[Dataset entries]
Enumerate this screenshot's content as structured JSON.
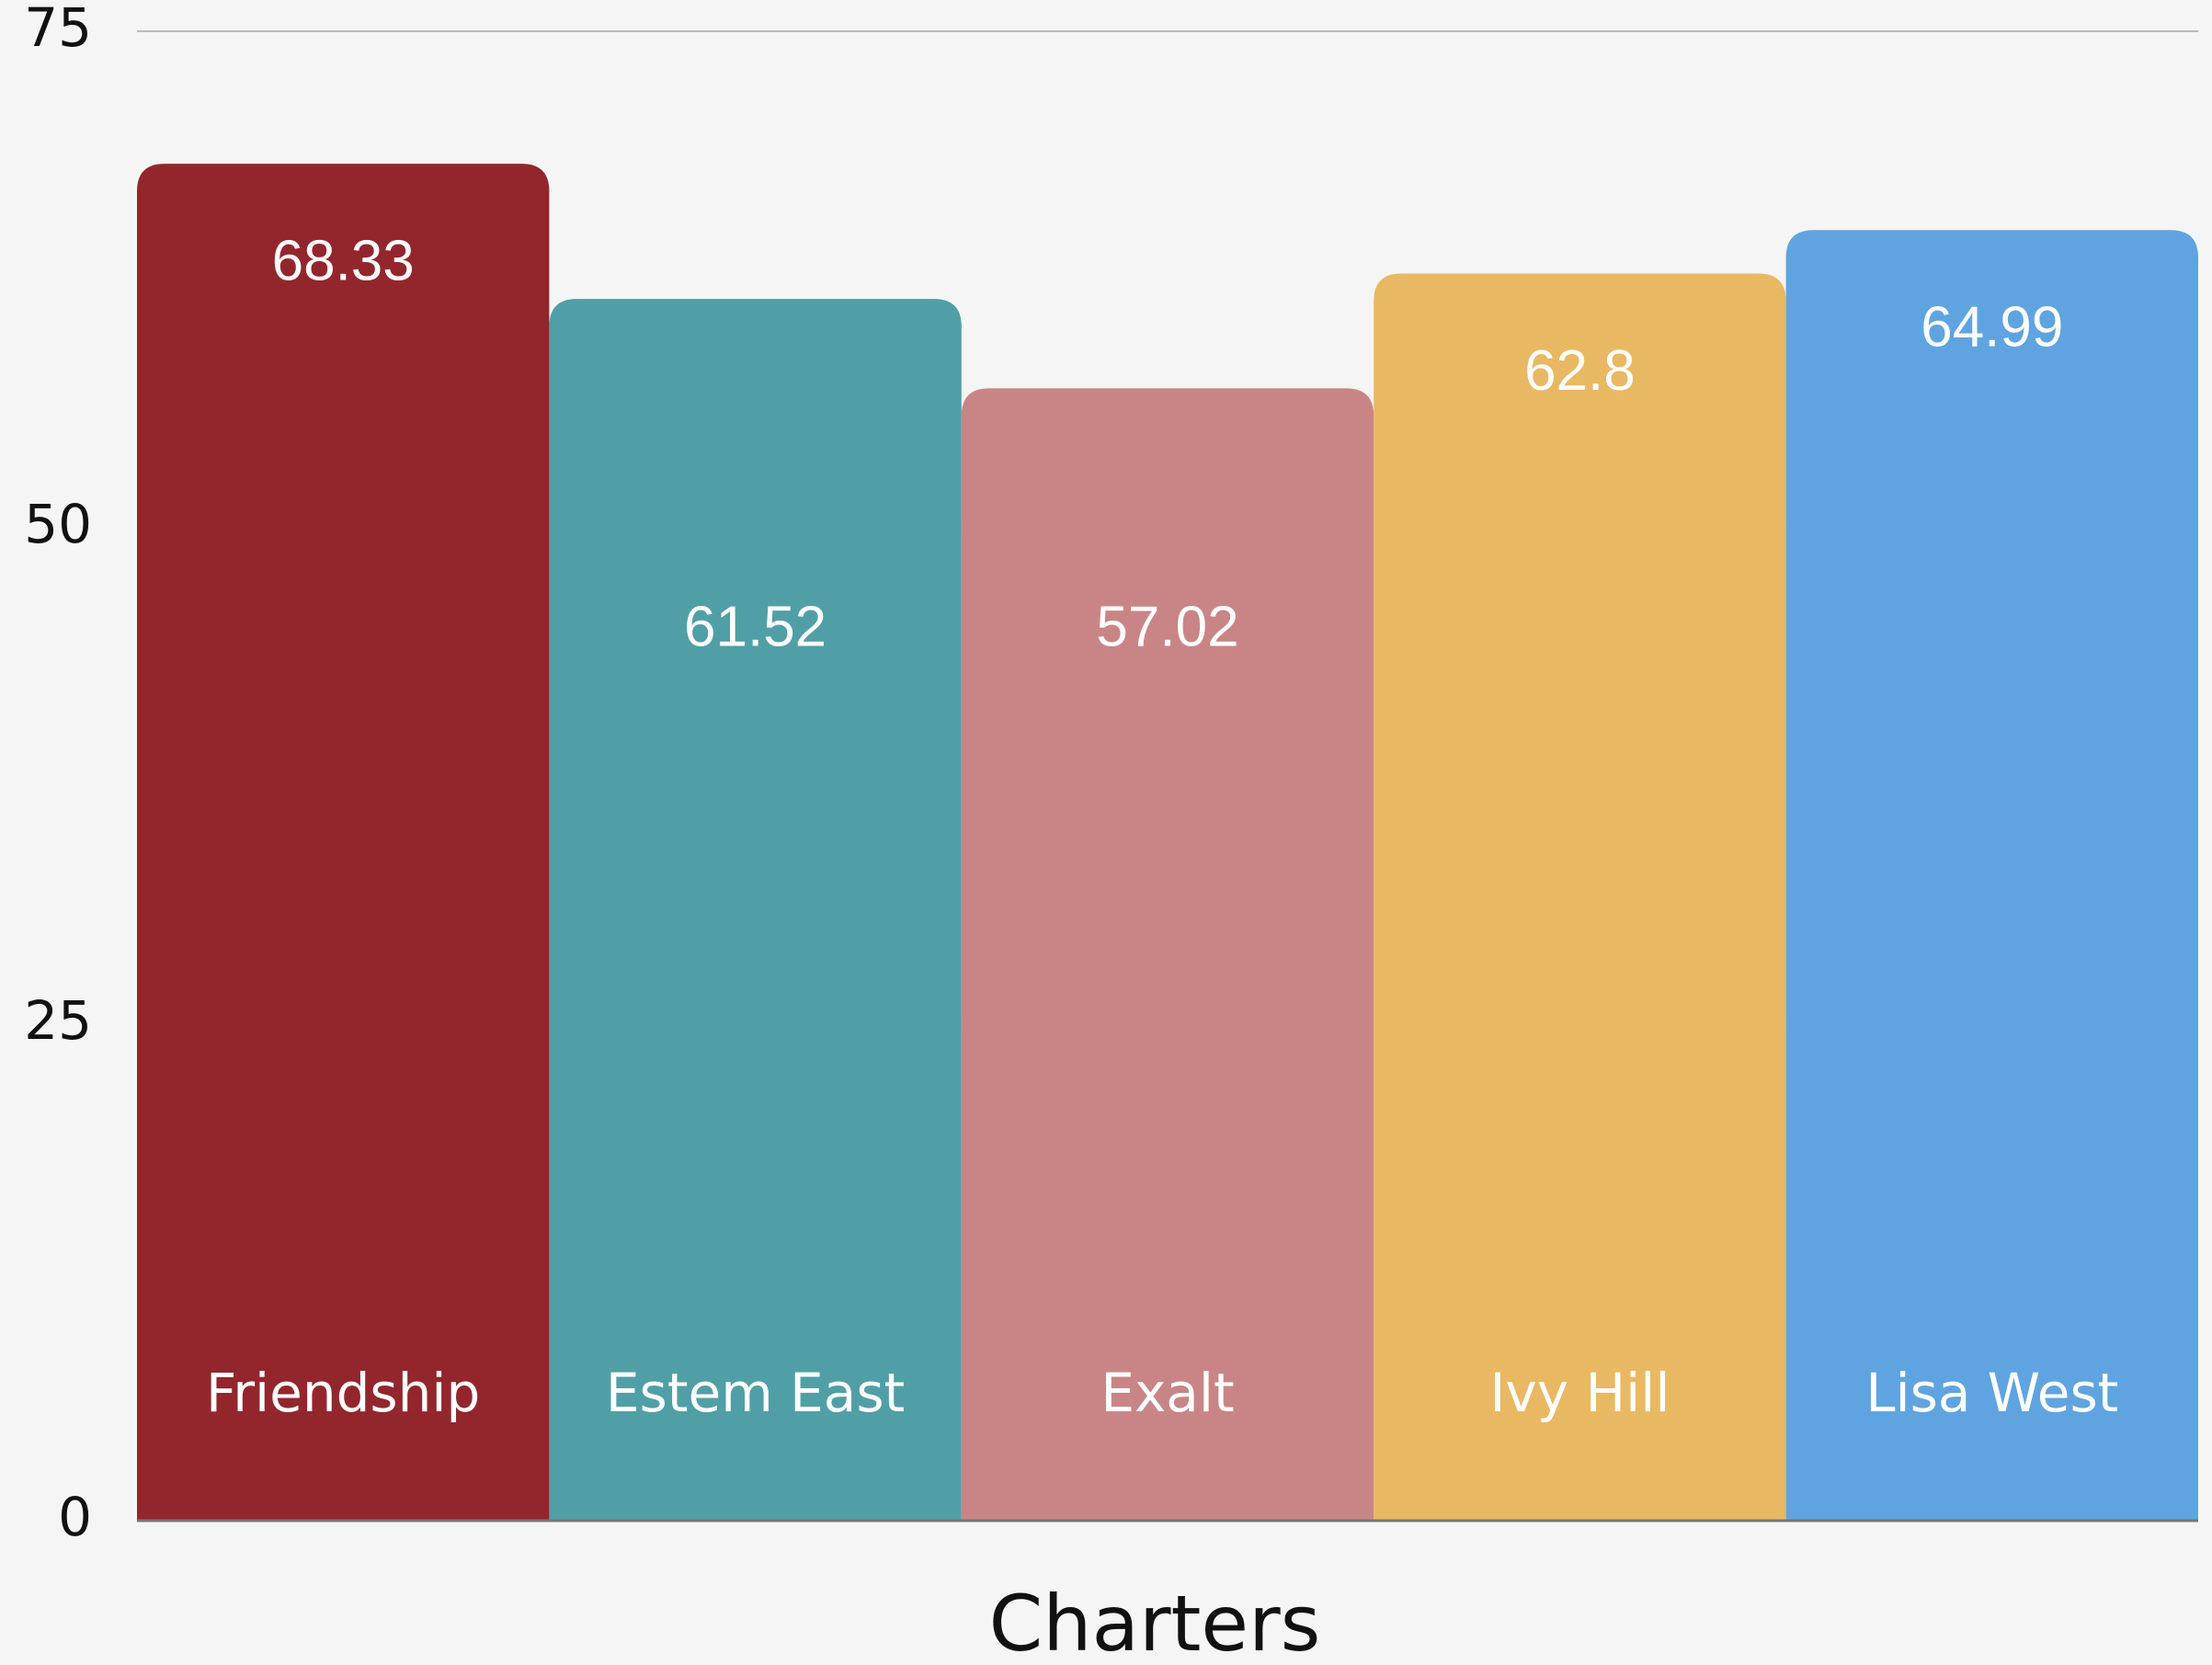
{
  "chart_data": {
    "type": "bar",
    "x_label": "Charters",
    "categories": [
      "Friendship",
      "Estem East",
      "Exalt",
      "Ivy Hill",
      "Lisa West"
    ],
    "values": [
      68.33,
      61.52,
      57.02,
      62.8,
      64.99
    ],
    "colors": [
      "#93262d",
      "#519fa6",
      "#c98585",
      "#e9b862",
      "#5fa4e0"
    ],
    "ylim": [
      0,
      75
    ],
    "yticks": [
      0,
      25,
      50,
      75
    ],
    "grid": true
  }
}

▶ _The request_: All the records need to be repeated exactly, with the images dropped.

▶ _Solved exercise_:
Enumerate this screenshot's content as structured JSON.
{
  "chart_data": {
    "type": "bar",
    "x_label": "Charters",
    "categories": [
      "Friendship",
      "Estem East",
      "Exalt",
      "Ivy Hill",
      "Lisa West"
    ],
    "values": [
      68.33,
      61.52,
      57.02,
      62.8,
      64.99
    ],
    "colors": [
      "#93262d",
      "#519fa6",
      "#c98585",
      "#e9b862",
      "#5fa4e0"
    ],
    "ylim": [
      0,
      75
    ],
    "yticks": [
      0,
      25,
      50,
      75
    ],
    "grid": true
  }
}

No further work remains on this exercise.